Check each line of the material below, and copy it if it holds the string "wszystko".

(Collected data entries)
################

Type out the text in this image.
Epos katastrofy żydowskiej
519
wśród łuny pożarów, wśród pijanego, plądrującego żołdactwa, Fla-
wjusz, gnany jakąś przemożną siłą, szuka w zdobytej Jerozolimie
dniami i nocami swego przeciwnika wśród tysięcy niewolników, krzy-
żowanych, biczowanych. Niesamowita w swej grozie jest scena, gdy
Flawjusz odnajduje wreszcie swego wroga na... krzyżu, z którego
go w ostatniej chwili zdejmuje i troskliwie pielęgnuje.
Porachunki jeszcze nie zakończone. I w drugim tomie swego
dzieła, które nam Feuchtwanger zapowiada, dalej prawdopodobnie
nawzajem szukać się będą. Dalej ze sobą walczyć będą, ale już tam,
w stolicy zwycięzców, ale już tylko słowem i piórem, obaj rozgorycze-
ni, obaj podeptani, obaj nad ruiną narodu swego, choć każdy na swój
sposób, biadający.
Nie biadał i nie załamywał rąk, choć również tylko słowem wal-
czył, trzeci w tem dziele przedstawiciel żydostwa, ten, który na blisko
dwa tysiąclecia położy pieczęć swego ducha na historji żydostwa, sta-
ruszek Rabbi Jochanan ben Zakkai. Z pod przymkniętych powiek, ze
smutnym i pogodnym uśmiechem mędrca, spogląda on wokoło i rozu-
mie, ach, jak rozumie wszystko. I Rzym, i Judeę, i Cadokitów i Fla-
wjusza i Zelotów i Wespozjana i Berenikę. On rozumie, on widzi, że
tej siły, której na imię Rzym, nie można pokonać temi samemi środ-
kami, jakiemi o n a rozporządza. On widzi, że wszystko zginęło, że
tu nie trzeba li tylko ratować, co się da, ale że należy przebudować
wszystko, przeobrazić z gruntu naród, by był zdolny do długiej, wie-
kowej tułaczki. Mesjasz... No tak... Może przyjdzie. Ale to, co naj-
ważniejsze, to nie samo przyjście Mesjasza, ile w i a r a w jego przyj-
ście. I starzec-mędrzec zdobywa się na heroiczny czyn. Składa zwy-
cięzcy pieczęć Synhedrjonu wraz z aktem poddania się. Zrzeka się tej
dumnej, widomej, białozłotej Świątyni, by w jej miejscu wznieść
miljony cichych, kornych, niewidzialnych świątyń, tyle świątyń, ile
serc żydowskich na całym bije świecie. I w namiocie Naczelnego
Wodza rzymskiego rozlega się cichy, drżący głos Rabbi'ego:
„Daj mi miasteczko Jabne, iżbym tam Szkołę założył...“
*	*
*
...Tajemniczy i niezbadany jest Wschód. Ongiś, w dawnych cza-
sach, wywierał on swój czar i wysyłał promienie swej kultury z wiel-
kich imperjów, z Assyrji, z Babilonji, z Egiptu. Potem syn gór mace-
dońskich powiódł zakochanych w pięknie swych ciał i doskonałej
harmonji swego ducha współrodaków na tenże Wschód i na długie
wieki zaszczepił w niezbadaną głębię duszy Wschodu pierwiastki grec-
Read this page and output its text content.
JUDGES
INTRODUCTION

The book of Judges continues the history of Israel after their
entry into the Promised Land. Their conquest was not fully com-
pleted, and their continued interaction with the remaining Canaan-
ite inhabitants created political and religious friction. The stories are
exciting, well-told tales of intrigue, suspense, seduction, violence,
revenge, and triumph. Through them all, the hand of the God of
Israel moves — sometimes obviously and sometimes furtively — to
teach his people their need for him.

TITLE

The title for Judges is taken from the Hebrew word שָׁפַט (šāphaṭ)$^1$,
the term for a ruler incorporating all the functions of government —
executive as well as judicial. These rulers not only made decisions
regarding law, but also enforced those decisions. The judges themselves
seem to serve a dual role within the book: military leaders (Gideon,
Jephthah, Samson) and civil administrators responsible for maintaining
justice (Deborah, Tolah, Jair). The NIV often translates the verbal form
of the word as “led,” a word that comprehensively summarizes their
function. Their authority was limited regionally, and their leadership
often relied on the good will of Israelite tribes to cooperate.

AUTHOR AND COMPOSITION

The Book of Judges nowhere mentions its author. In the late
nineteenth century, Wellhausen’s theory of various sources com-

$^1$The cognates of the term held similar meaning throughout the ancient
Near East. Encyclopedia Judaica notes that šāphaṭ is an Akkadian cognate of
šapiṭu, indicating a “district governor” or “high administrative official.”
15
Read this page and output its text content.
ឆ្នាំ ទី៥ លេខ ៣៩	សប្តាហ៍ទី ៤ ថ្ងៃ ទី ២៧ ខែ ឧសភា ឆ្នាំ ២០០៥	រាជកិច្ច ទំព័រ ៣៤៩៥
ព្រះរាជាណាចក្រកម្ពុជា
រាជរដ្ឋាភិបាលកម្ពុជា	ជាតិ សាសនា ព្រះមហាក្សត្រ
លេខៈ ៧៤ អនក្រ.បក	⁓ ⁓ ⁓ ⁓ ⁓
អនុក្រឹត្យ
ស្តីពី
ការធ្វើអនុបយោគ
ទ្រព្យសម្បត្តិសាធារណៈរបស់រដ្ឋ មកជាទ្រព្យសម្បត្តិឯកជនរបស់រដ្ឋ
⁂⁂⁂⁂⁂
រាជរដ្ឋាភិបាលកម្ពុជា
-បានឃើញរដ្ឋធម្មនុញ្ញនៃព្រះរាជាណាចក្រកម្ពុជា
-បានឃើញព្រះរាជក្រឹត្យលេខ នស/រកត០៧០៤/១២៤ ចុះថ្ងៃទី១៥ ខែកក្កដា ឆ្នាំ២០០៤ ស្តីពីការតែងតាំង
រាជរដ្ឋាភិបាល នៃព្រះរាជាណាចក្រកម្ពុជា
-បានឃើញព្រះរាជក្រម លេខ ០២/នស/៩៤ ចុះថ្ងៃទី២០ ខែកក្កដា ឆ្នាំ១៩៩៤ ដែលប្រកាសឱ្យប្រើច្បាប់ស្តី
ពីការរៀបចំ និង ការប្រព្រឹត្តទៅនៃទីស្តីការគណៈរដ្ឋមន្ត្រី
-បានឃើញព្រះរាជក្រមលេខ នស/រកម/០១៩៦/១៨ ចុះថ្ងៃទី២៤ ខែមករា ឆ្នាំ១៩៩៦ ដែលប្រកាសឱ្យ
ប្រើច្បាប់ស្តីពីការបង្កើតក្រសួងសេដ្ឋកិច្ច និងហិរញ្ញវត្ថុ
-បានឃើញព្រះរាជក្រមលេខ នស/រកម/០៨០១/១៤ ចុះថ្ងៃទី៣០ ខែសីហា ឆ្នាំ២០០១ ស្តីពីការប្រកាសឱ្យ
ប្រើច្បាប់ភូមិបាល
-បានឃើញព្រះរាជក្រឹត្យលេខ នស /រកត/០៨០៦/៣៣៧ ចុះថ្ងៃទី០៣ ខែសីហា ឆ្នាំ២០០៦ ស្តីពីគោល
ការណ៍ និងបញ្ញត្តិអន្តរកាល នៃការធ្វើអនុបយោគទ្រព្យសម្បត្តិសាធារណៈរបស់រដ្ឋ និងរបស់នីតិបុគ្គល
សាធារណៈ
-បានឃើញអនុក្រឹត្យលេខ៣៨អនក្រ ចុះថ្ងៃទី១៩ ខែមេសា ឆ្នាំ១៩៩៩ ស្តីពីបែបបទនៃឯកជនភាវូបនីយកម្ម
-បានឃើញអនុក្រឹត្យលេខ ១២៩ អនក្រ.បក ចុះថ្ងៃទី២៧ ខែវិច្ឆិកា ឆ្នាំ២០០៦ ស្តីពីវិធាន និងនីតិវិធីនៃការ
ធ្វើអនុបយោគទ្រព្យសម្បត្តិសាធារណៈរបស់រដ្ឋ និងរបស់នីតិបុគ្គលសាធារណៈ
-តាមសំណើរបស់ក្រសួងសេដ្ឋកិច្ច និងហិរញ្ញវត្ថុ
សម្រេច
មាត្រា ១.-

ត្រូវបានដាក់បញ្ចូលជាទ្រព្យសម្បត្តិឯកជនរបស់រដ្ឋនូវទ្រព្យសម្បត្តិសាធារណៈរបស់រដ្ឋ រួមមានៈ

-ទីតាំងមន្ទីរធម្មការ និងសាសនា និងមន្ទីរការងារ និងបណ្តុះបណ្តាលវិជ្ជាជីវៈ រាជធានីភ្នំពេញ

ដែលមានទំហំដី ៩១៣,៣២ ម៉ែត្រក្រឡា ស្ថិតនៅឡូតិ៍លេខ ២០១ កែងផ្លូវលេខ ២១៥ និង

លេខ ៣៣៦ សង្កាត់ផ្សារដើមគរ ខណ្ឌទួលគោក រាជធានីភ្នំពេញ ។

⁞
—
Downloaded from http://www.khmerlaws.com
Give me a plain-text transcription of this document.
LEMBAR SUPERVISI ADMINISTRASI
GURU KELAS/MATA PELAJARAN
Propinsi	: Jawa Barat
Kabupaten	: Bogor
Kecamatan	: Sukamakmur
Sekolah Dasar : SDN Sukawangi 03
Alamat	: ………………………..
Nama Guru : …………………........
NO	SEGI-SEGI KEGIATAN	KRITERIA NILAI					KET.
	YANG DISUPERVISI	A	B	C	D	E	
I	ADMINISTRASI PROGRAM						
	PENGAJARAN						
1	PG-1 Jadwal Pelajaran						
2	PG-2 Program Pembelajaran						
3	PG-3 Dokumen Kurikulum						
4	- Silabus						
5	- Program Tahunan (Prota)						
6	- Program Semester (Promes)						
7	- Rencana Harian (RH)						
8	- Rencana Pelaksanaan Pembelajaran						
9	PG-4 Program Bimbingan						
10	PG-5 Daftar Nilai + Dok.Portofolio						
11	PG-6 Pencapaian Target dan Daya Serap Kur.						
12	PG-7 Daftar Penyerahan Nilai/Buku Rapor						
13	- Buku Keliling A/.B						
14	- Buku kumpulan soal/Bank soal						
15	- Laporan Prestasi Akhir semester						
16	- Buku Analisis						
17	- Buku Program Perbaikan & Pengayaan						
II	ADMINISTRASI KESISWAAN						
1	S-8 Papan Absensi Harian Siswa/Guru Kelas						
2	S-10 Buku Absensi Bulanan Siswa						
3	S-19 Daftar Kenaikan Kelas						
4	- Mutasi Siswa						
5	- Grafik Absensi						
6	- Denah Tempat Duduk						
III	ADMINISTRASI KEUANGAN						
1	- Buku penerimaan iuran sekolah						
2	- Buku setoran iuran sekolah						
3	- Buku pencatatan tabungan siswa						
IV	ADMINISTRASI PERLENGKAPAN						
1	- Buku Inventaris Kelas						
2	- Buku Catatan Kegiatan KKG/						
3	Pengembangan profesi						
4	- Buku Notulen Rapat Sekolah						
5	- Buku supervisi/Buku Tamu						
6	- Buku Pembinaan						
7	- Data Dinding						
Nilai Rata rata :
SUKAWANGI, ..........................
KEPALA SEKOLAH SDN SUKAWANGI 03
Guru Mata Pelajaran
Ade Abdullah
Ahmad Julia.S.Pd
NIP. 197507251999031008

################

• _Result of the exercise_
mie, ach, jak rozumie wszystko. I Rzym, i Judeę, i Cadokitów i Fla-
kami, jakiemi o n a rozporządza. On widzi, że wszystko zginęło, że
wszystko, przeobrazić z gruntu naród, by był zdolny do długiej, wie-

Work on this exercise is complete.